Short task -
Print out each record below, unaltered and complete, without its images.

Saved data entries
[BEGIN]
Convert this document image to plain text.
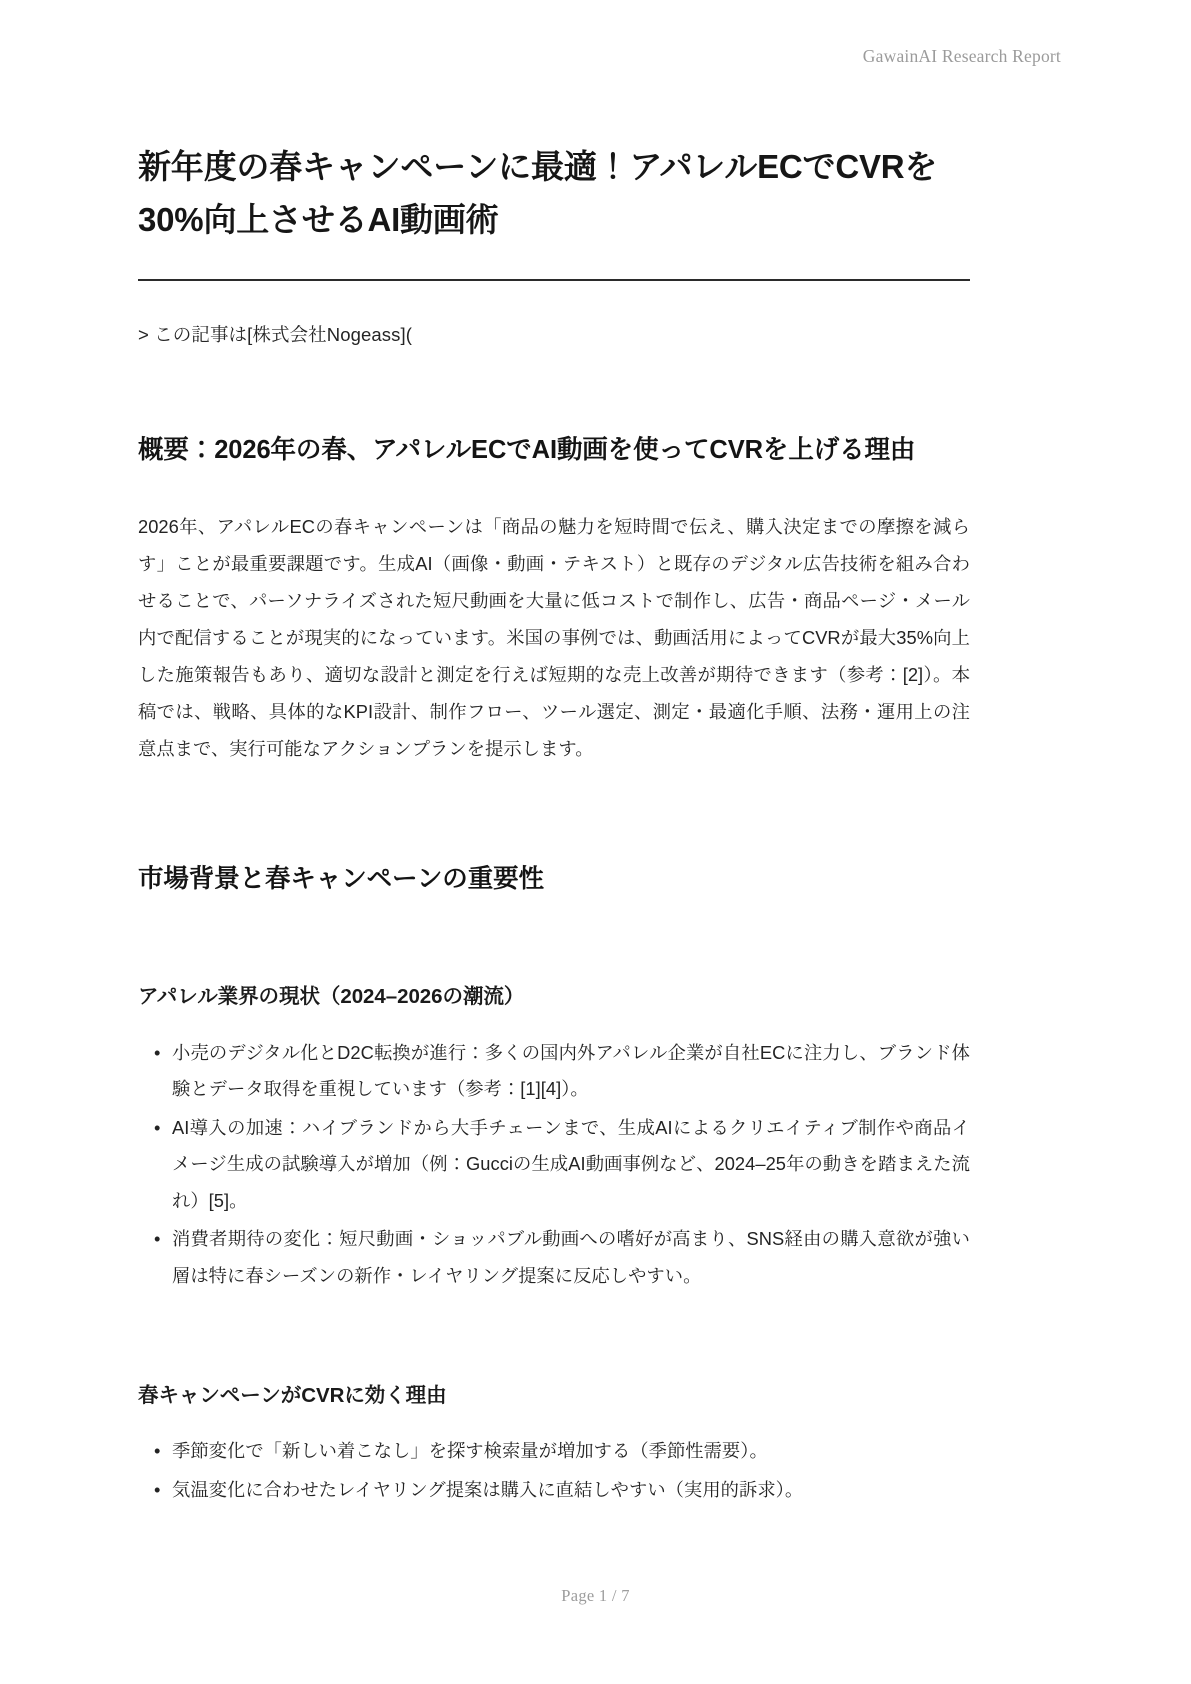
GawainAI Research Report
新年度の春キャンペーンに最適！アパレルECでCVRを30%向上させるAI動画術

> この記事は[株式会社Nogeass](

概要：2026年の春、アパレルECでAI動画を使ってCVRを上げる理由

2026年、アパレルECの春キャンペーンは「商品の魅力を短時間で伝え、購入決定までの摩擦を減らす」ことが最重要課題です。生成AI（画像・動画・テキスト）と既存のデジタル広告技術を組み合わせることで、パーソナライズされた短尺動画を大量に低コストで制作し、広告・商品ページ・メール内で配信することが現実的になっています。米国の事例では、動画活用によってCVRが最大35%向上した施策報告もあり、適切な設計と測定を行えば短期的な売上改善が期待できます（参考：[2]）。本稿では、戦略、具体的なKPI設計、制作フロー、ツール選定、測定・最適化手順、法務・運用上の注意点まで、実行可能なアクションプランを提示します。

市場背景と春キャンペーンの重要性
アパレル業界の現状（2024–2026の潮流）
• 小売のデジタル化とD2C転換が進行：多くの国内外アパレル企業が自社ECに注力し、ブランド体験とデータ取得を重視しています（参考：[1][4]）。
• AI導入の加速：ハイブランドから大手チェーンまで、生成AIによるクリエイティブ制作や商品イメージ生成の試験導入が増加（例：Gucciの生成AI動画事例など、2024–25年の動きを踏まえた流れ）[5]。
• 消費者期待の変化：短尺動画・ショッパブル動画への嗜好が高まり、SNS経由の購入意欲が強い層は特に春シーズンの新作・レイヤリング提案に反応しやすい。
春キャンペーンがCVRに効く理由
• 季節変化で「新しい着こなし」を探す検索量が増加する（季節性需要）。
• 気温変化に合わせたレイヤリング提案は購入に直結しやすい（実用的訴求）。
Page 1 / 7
[END]
Correct response -
Convert this document image to plain text.
GawainAI Research Report
新年度の春キャンペーンに最適！アパレルECでCVRを30%向上させるAI動画術

> この記事は[株式会社Nogeass](

概要：2026年の春、アパレルECでAI動画を使ってCVRを上げる理由

2026年、アパレルECの春キャンペーンは「商品の魅力を短時間で伝え、購入決定までの摩擦を減らす」ことが最重要課題です。生成AI（画像・動画・テキスト）と既存のデジタル広告技術を組み合わせることで、パーソナライズされた短尺動画を大量に低コストで制作し、広告・商品ページ・メール内で配信することが現実的になっています。米国の事例では、動画活用によってCVRが最大35%向上した施策報告もあり、適切な設計と測定を行えば短期的な売上改善が期待できます（参考：[2]）。本稿では、戦略、具体的なKPI設計、制作フロー、ツール選定、測定・最適化手順、法務・運用上の注意点まで、実行可能なアクションプランを提示します。

市場背景と春キャンペーンの重要性
アパレル業界の現状（2024–2026の潮流）
• 小売のデジタル化とD2C転換が進行：多くの国内外アパレル企業が自社ECに注力し、ブランド体験とデータ取得を重視しています（参考：[1][4]）。
• AI導入の加速：ハイブランドから大手チェーンまで、生成AIによるクリエイティブ制作や商品イメージ生成の試験導入が増加（例：Gucciの生成AI動画事例など、2024–25年の動きを踏まえた流れ）[5]。
• 消費者期待の変化：短尺動画・ショッパブル動画への嗜好が高まり、SNS経由の購入意欲が強い層は特に春シーズンの新作・レイヤリング提案に反応しやすい。
春キャンペーンがCVRに効く理由
• 季節変化で「新しい着こなし」を探す検索量が増加する（季節性需要）。
• 気温変化に合わせたレイヤリング提案は購入に直結しやすい（実用的訴求）。
Page 1 / 7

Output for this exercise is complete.